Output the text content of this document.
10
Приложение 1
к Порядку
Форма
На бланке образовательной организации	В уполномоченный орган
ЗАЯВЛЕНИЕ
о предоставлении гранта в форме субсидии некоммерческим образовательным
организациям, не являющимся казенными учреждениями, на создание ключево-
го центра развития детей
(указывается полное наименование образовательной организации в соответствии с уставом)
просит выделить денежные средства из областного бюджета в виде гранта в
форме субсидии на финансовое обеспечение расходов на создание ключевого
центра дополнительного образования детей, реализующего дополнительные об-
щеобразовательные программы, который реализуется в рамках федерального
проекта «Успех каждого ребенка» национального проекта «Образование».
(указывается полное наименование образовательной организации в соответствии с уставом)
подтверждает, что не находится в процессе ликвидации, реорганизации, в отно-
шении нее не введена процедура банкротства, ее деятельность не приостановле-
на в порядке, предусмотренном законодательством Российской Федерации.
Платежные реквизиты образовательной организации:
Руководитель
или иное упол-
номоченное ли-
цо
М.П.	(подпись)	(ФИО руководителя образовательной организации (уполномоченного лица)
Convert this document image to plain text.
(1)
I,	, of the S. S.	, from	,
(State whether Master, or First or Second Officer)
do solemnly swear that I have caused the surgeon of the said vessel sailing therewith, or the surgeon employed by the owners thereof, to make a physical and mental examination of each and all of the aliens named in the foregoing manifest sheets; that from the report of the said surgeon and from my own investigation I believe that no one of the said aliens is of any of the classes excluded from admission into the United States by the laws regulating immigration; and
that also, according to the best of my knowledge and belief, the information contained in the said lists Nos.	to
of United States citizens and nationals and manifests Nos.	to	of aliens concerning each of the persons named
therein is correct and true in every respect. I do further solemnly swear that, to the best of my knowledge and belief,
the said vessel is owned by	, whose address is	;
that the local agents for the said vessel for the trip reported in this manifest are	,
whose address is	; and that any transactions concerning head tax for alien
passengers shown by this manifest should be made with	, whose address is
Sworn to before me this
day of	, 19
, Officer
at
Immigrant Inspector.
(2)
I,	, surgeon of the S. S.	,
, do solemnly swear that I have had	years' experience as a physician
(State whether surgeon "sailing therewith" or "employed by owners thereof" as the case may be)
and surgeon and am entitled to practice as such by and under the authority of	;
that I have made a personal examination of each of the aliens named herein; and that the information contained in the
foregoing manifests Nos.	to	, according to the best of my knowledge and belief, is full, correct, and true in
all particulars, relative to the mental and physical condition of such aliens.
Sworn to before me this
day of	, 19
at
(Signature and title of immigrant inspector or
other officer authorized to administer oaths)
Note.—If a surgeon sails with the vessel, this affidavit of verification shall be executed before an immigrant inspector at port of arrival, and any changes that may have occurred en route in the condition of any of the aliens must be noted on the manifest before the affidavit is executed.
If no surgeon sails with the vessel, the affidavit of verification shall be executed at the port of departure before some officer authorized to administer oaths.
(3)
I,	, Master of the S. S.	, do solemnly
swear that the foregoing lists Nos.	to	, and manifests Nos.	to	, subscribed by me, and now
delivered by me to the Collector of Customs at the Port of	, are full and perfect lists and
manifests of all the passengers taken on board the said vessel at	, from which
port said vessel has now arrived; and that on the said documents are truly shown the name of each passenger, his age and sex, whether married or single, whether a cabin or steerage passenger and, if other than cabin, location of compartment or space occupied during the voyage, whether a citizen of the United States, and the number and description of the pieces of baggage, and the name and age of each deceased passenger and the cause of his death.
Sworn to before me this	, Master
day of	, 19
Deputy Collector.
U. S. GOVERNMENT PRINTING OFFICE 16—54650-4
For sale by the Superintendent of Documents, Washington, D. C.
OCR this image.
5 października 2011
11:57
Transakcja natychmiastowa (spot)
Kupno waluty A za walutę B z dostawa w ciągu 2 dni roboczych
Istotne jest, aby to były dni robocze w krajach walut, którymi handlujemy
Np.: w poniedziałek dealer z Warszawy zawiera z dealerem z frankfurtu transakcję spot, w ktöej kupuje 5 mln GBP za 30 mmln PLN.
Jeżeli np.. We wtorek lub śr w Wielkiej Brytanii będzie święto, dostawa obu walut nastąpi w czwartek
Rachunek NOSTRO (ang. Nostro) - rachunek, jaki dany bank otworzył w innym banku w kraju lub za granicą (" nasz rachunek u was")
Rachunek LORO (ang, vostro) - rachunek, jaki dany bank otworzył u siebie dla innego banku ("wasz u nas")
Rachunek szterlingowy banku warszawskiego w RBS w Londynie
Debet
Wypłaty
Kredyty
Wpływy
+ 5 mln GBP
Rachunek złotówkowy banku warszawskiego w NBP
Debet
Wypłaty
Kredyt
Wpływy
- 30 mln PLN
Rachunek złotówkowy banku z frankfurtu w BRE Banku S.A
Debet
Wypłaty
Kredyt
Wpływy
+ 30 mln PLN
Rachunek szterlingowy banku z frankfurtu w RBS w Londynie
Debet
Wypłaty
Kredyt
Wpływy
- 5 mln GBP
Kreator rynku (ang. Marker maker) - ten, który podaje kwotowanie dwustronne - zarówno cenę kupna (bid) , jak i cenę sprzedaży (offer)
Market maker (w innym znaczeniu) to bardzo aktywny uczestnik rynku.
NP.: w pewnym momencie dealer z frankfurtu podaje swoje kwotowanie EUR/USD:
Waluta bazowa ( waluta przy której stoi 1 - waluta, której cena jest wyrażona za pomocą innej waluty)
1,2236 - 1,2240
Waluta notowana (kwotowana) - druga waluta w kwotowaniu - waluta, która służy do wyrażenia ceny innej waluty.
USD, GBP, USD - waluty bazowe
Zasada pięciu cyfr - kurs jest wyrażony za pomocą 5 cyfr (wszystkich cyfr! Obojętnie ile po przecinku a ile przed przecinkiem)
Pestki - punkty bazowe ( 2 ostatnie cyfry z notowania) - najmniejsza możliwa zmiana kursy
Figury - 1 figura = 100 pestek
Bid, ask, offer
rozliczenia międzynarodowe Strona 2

--*--

**Exercise objective:**
Tally the lines of the preceding listing in which the word "форме" appears; state nothing but the total.

**Solved problem:**
2